*PASSAGE GIVEN*:
········

Another wonderful day on extended unemployment benefits! I’m sure you’re wondering how I waste your hard-earned tax dollars with my copious amounts of free money from the government. Let me walk you through a day in my life, or what I like to call “Lifestyles of the Lifeless!”

12:00 PM – Wake Up. I have nothing to do, but I still choose to get up early and bask in the glow of my privilege. It’s easy to sleep soundly when you are making a whopping $300 a week.

I try to make sure I get a good twelve hours a night. Sure, I spend half of it tossing and turning, thinking about the bills I’m incapable of paying and the impending future I’m completely unprepared for, but a quick shower is enough to wash away the layer of sweat I wake up in and start the day refreshed and terrified.

1:00 PM – Eat breakfast. I enjoy some eggs (fresh, organic, free-range), toast (homemade sourdough), butter (pricey Irish butter) because I have plenty of time in my day of uselessness to enjoy a hearty breakfast. I find throwing most of it up promptly afterward keeps me from getting a big head.

········

*GOALS*:
a) Name each food the unemployment benefits piece lists for breakfast in the 1:00 PM entry.
b) In the unemployment benefits piece, reproduce the text from "12:00 PM – Wake" to "a big head." word for word.
c) Carry on the unemployment benefits piece past its last sentence, keeping its tone and its time-stamped format.

········

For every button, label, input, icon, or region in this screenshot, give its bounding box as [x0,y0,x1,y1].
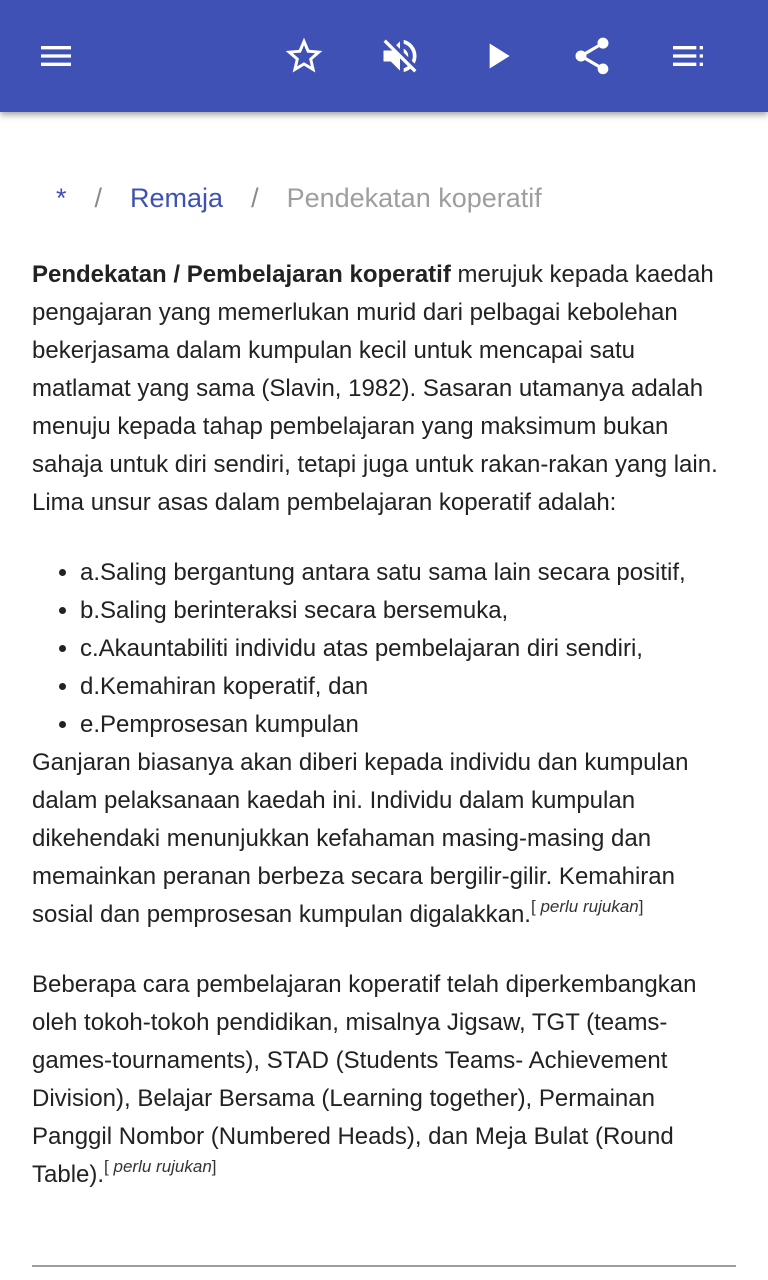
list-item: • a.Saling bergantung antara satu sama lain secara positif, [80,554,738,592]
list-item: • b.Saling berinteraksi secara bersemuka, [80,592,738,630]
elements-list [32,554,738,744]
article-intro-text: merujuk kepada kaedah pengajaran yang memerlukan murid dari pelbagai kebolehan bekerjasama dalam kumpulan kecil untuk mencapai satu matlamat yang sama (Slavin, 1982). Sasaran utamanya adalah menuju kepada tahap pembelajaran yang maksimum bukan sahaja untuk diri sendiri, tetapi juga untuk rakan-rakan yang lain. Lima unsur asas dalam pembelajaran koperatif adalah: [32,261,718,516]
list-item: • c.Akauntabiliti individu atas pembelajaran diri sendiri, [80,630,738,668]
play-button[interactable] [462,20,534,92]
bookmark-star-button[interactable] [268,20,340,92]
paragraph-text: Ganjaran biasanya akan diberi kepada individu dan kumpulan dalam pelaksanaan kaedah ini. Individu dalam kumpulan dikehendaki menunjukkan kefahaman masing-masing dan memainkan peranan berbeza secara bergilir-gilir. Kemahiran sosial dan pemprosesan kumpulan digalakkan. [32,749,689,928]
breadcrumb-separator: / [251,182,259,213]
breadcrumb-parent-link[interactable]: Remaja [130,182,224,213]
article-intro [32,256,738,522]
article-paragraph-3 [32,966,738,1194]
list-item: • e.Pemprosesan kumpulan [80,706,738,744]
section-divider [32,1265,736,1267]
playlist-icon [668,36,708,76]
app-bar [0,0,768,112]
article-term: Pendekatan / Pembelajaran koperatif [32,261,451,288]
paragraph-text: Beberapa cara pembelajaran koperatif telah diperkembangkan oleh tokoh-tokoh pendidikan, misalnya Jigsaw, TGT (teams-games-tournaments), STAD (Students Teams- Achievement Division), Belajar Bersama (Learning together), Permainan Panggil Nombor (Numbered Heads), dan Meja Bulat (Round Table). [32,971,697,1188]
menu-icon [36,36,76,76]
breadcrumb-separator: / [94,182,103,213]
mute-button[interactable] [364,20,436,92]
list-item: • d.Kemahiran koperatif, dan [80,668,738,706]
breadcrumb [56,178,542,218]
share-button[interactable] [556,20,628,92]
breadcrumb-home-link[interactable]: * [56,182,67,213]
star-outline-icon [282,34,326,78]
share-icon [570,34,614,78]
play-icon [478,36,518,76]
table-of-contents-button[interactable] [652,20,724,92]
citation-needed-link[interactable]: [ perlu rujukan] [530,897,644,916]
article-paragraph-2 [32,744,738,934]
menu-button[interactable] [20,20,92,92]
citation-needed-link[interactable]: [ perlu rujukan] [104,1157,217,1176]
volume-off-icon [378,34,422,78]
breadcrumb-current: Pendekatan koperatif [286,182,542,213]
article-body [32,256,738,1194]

········

*RESULTS FOR THE EXERCISE*:
a)
- Eggs
- Toast
- Butter

b)
12:00 PM – Wake Up. I have nothing to do, but I still choose to get up early and bask in the glow of my privilege. It’s easy to sleep soundly when you are making a whopping $300 a week.

I try to make sure I get a good twelve hours a night. Sure, I spend half of it tossing and turning, thinking about the bills I’m incapable of paying and the impending future I’m completely unprepared for, but a quick shower is enough to wash away the layer of sweat I wake up in and start the day refreshed and terrified.

1:00 PM – Eat breakfast. I enjoy some eggs (fresh, organic, free-range), toast (homemade sourdough), butter (pricey Irish butter) because I have plenty of time in my day of uselessness to enjoy a hearty breakfast. I find throwing most of it up promptly afterward keeps me from getting a big head.

c)
2:00 PM – “Job Hunt.” Ha! No, I don’t waste my time “job hunting” for hours every day. Job hunting is nothing but a waste of time. In the past, I sent out hundreds of applications a week, most of which were never read because they were filtered out by a robot that decided the formatting on my résumé negates my decade of experience, or were for positions that likely don’t exist. To make the best use of my day, I try to invent a time machine that can take me back so I can set my mom up with a wealthy Harvard grad, giving me a leg up on the job market. That way, I can be born rich, connected, a man, and maybe even a little younger.

2:42 PM – Nap. All that was exhausting, time for a much-needed siesta!

4:00 PM – Shopping. I order useless crap I don’t need because I have so much income overflow. Also, to fill the growing hole inside of me.

6:00 PM – Dinner. I round up two or three of my equally unemployed friends and head out for a night on the town! With $300 a week, the world is our oyster! (It’s actually less than that after taxes. Did you know they tax unemployment? It makes a lot of sense because we’re already receiving so much.)

We, of course, go to the most expensive and understaffed restaurant in town. We take a group shot of ourselves with the HELP WANTED sign in the window on the way in. Then we order drinks, appetizers, entrées, and desserts, making sure that at least one of those courses is dusted in gold. On our way out, we spit on all the gainfully employed diners spending their hard-earned wages while convincing at least one of the staff members to quit and join us: the unemployed elite. The government loves to shovel money at anyone, regardless of why they are no longer working. As we leave, we pass the poor, struggling small business owners.

“Please, work for us! We’ll do anything!” they plead as we pass, glittering in all of our expensive jewels.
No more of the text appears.